*Required task*
Reproduce every line of the data below without any change, and leave the pictures out.

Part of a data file
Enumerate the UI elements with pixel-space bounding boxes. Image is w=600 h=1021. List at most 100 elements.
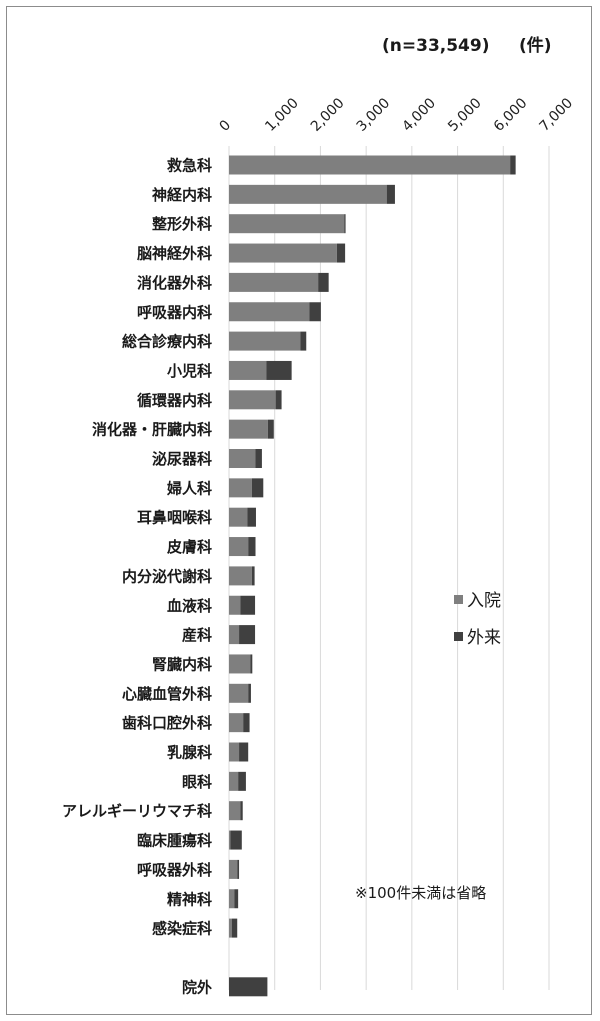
sample-size-label: (n=33,549) xyxy=(382,36,490,56)
bar-outpatient xyxy=(300,331,307,351)
category-label: 総合診療内科 xyxy=(122,333,212,351)
category-label: 眼科 xyxy=(182,773,212,791)
bar-inpatient xyxy=(229,302,310,322)
bar-outpatient xyxy=(243,713,250,733)
bar-inpatient xyxy=(229,390,276,410)
bar-outpatient xyxy=(230,830,242,850)
category-label: 臨床腫瘍科 xyxy=(137,832,212,850)
bar-outpatient xyxy=(510,155,516,175)
bar-outpatient xyxy=(267,419,274,439)
bar-inpatient xyxy=(229,419,268,439)
x-tick-label: 2,000 xyxy=(308,95,348,135)
bar-outpatient xyxy=(275,390,282,410)
bar-outpatient xyxy=(266,360,292,380)
bar-inpatient xyxy=(229,625,240,645)
x-tick-label: 4,000 xyxy=(399,95,439,135)
bar-inpatient xyxy=(229,566,252,586)
bar-inpatient xyxy=(229,478,252,498)
bar-outpatient xyxy=(239,742,249,762)
bar-outpatient xyxy=(255,449,262,468)
bar-inpatient xyxy=(229,918,232,938)
x-axis-tick-labels: 0 1,000 2,000 3,000 4,000 5,000 6,000 7,000 xyxy=(217,95,577,135)
x-tick-label: 7,000 xyxy=(537,95,577,135)
category-label: 産科 xyxy=(182,626,212,644)
category-label: 婦人科 xyxy=(166,479,212,497)
category-label: 呼吸器外科 xyxy=(137,861,212,879)
category-label: 消化器・肝臓内科 xyxy=(92,421,212,439)
bar-outpatient xyxy=(248,683,251,703)
bar-inpatient xyxy=(229,449,256,468)
bar-outpatient xyxy=(309,302,321,322)
legend: 入院 外来 xyxy=(454,591,501,648)
bar-outpatient xyxy=(251,566,255,586)
bar-outpatient xyxy=(247,507,256,527)
bar-outpatient xyxy=(248,537,256,557)
bar-inpatient xyxy=(229,360,267,380)
x-tick-label: 3,000 xyxy=(354,95,394,135)
bar-inpatient xyxy=(229,507,248,527)
bar-outpatient xyxy=(240,595,256,615)
legend-label-inpatient: 入院 xyxy=(467,591,501,611)
bar-inpatient xyxy=(229,889,235,909)
bars xyxy=(229,155,516,997)
unit-label: (件) xyxy=(519,35,552,56)
bar-outpatient xyxy=(318,272,329,292)
legend-swatch-outpatient xyxy=(454,632,463,641)
bar-outpatient xyxy=(251,478,264,498)
category-labels: 救急科神経内科整形外科脳神経外科消化器外科呼吸器内科総合診療内科小児科循環器内科… xyxy=(62,157,212,997)
category-label: 血液科 xyxy=(167,597,212,615)
legend-swatch-inpatient xyxy=(454,595,463,604)
bar-outpatient xyxy=(250,654,253,674)
bar-outpatient xyxy=(240,801,243,821)
category-label: 内分泌代謝科 xyxy=(122,567,212,585)
category-label: 腎臓内科 xyxy=(152,655,212,673)
x-tick-label: 5,000 xyxy=(445,95,485,135)
bar-outpatient xyxy=(234,889,239,909)
bar-inpatient xyxy=(229,272,319,292)
omission-note: ※100件未満は省略 xyxy=(355,884,486,902)
category-label: 呼吸器内科 xyxy=(137,303,212,321)
category-label: 泌尿器科 xyxy=(152,450,212,468)
x-tick-label: 0 xyxy=(217,117,235,135)
category-label: 消化器外科 xyxy=(137,274,212,292)
bar-outpatient xyxy=(229,977,268,997)
bar-inpatient xyxy=(229,742,240,762)
bar-inpatient xyxy=(229,214,345,234)
bar-inpatient xyxy=(229,184,387,204)
bar-inpatient xyxy=(229,595,241,615)
category-label: 神経内科 xyxy=(152,186,212,204)
category-label: 皮膚科 xyxy=(167,538,212,556)
bar-inpatient xyxy=(229,801,241,821)
category-label: 精神科 xyxy=(167,890,212,908)
bar-outpatient xyxy=(336,243,346,263)
chart-frame xyxy=(6,6,592,1015)
category-label: アレルギーリウマチ科 xyxy=(62,802,212,820)
category-label: 整形外科 xyxy=(152,215,212,233)
bar-inpatient xyxy=(229,713,244,733)
bar-inpatient xyxy=(229,331,301,351)
bar-outpatient xyxy=(386,184,395,204)
bar-inpatient xyxy=(229,537,249,557)
category-label: 小児科 xyxy=(167,362,212,380)
category-label: 耳鼻咽喉科 xyxy=(137,509,212,527)
category-label: 院外 xyxy=(182,978,212,996)
bar-inpatient xyxy=(229,683,249,703)
category-label: 循環器内科 xyxy=(137,391,212,409)
bar-outpatient xyxy=(239,625,256,645)
category-label: 歯科口腔外科 xyxy=(122,714,212,732)
bar-outpatient xyxy=(238,771,246,791)
category-label: 乳腺科 xyxy=(167,744,212,762)
x-tick-label: 6,000 xyxy=(491,95,531,135)
gridlines xyxy=(228,146,550,990)
bar-inpatient xyxy=(229,155,511,175)
category-label: 心臓血管外科 xyxy=(122,685,212,703)
bar-outpatient xyxy=(237,859,240,879)
bar-inpatient xyxy=(229,243,337,263)
legend-label-outpatient: 外来 xyxy=(467,628,501,648)
bar-inpatient xyxy=(229,654,251,674)
category-label: 脳神経外科 xyxy=(137,245,212,263)
category-label: 救急科 xyxy=(167,157,212,175)
category-label: 感染症科 xyxy=(152,920,212,938)
bar-inpatient xyxy=(229,771,239,791)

*Exercise output*
Enumerate the UI elements with pixel-space bounding boxes. Image is w=600 h=1021. List at most 100 elements.
sample-size-label: (n=33,549) xyxy=(382,36,490,56)
bar-outpatient xyxy=(300,331,307,351)
category-label: 総合診療内科 xyxy=(122,333,212,351)
category-label: 眼科 xyxy=(182,773,212,791)
bar-inpatient xyxy=(229,302,310,322)
bar-outpatient xyxy=(243,713,250,733)
bar-inpatient xyxy=(229,390,276,410)
bar-outpatient xyxy=(230,830,242,850)
category-label: 臨床腫瘍科 xyxy=(137,832,212,850)
bar-outpatient xyxy=(510,155,516,175)
bar-outpatient xyxy=(267,419,274,439)
bar-inpatient xyxy=(229,419,268,439)
x-tick-label: 2,000 xyxy=(308,95,348,135)
bar-outpatient xyxy=(275,390,282,410)
bar-outpatient xyxy=(266,360,292,380)
bar-inpatient xyxy=(229,625,240,645)
x-tick-label: 4,000 xyxy=(399,95,439,135)
bar-inpatient xyxy=(229,566,252,586)
bar-inpatient xyxy=(229,478,252,498)
bar-outpatient xyxy=(239,742,249,762)
bar-outpatient xyxy=(255,449,262,468)
bar-inpatient xyxy=(229,918,232,938)
x-axis-tick-labels: 0 1,000 2,000 3,000 4,000 5,000 6,000 7,000 xyxy=(217,95,577,135)
x-tick-label: 7,000 xyxy=(537,95,577,135)
category-label: 産科 xyxy=(182,626,212,644)
category-label: 婦人科 xyxy=(166,479,212,497)
category-label: 呼吸器外科 xyxy=(137,861,212,879)
category-label: 消化器・肝臓内科 xyxy=(92,421,212,439)
bar-outpatient xyxy=(248,683,251,703)
bar-inpatient xyxy=(229,449,256,468)
bar-outpatient xyxy=(309,302,321,322)
legend: 入院 外来 xyxy=(454,591,501,648)
bar-outpatient xyxy=(251,566,255,586)
bar-outpatient xyxy=(247,507,256,527)
bar-outpatient xyxy=(248,537,256,557)
bar-inpatient xyxy=(229,360,267,380)
x-tick-label: 3,000 xyxy=(354,95,394,135)
bar-inpatient xyxy=(229,507,248,527)
bar-outpatient xyxy=(240,595,256,615)
legend-label-inpatient: 入院 xyxy=(467,591,501,611)
bar-inpatient xyxy=(229,889,235,909)
bars xyxy=(229,155,516,997)
unit-label: (件) xyxy=(519,35,552,56)
bar-outpatient xyxy=(318,272,329,292)
legend-swatch-outpatient xyxy=(454,632,463,641)
bar-outpatient xyxy=(251,478,264,498)
category-labels: 救急科神経内科整形外科脳神経外科消化器外科呼吸器内科総合診療内科小児科循環器内科… xyxy=(62,157,212,997)
category-label: 血液科 xyxy=(167,597,212,615)
legend-swatch-inpatient xyxy=(454,595,463,604)
bar-outpatient xyxy=(250,654,253,674)
bar-outpatient xyxy=(240,801,243,821)
category-label: 内分泌代謝科 xyxy=(122,567,212,585)
category-label: 腎臓内科 xyxy=(152,655,212,673)
x-tick-label: 5,000 xyxy=(445,95,485,135)
bar-outpatient xyxy=(234,889,239,909)
bar-inpatient xyxy=(229,272,319,292)
omission-note: ※100件未満は省略 xyxy=(355,884,486,902)
category-label: 呼吸器内科 xyxy=(137,303,212,321)
category-label: 泌尿器科 xyxy=(152,450,212,468)
x-tick-label: 0 xyxy=(217,117,235,135)
category-label: 消化器外科 xyxy=(137,274,212,292)
bar-outpatient xyxy=(229,977,268,997)
bar-inpatient xyxy=(229,742,240,762)
bar-inpatient xyxy=(229,214,345,234)
bar-inpatient xyxy=(229,184,387,204)
bar-inpatient xyxy=(229,595,241,615)
category-label: 神経内科 xyxy=(152,186,212,204)
category-label: 皮膚科 xyxy=(167,538,212,556)
bar-inpatient xyxy=(229,801,241,821)
category-label: 精神科 xyxy=(167,890,212,908)
bar-outpatient xyxy=(336,243,346,263)
chart-frame xyxy=(6,6,592,1015)
category-label: アレルギーリウマチ科 xyxy=(62,802,212,820)
category-label: 整形外科 xyxy=(152,215,212,233)
bar-inpatient xyxy=(229,713,244,733)
bar-inpatient xyxy=(229,331,301,351)
bar-outpatient xyxy=(386,184,395,204)
bar-inpatient xyxy=(229,537,249,557)
category-label: 小児科 xyxy=(167,362,212,380)
category-label: 耳鼻咽喉科 xyxy=(137,509,212,527)
category-label: 院外 xyxy=(182,978,212,996)
bar-inpatient xyxy=(229,683,249,703)
category-label: 循環器内科 xyxy=(137,391,212,409)
bar-outpatient xyxy=(239,625,256,645)
category-label: 歯科口腔外科 xyxy=(122,714,212,732)
bar-outpatient xyxy=(238,771,246,791)
category-label: 乳腺科 xyxy=(167,744,212,762)
x-tick-label: 6,000 xyxy=(491,95,531,135)
gridlines xyxy=(228,146,550,990)
bar-inpatient xyxy=(229,155,511,175)
category-label: 心臓血管外科 xyxy=(122,685,212,703)
bar-outpatient xyxy=(237,859,240,879)
bar-inpatient xyxy=(229,243,337,263)
legend-label-outpatient: 外来 xyxy=(467,628,501,648)
bar-inpatient xyxy=(229,654,251,674)
category-label: 脳神経外科 xyxy=(137,245,212,263)
category-label: 救急科 xyxy=(167,157,212,175)
category-label: 感染症科 xyxy=(152,920,212,938)
bar-inpatient xyxy=(229,771,239,791)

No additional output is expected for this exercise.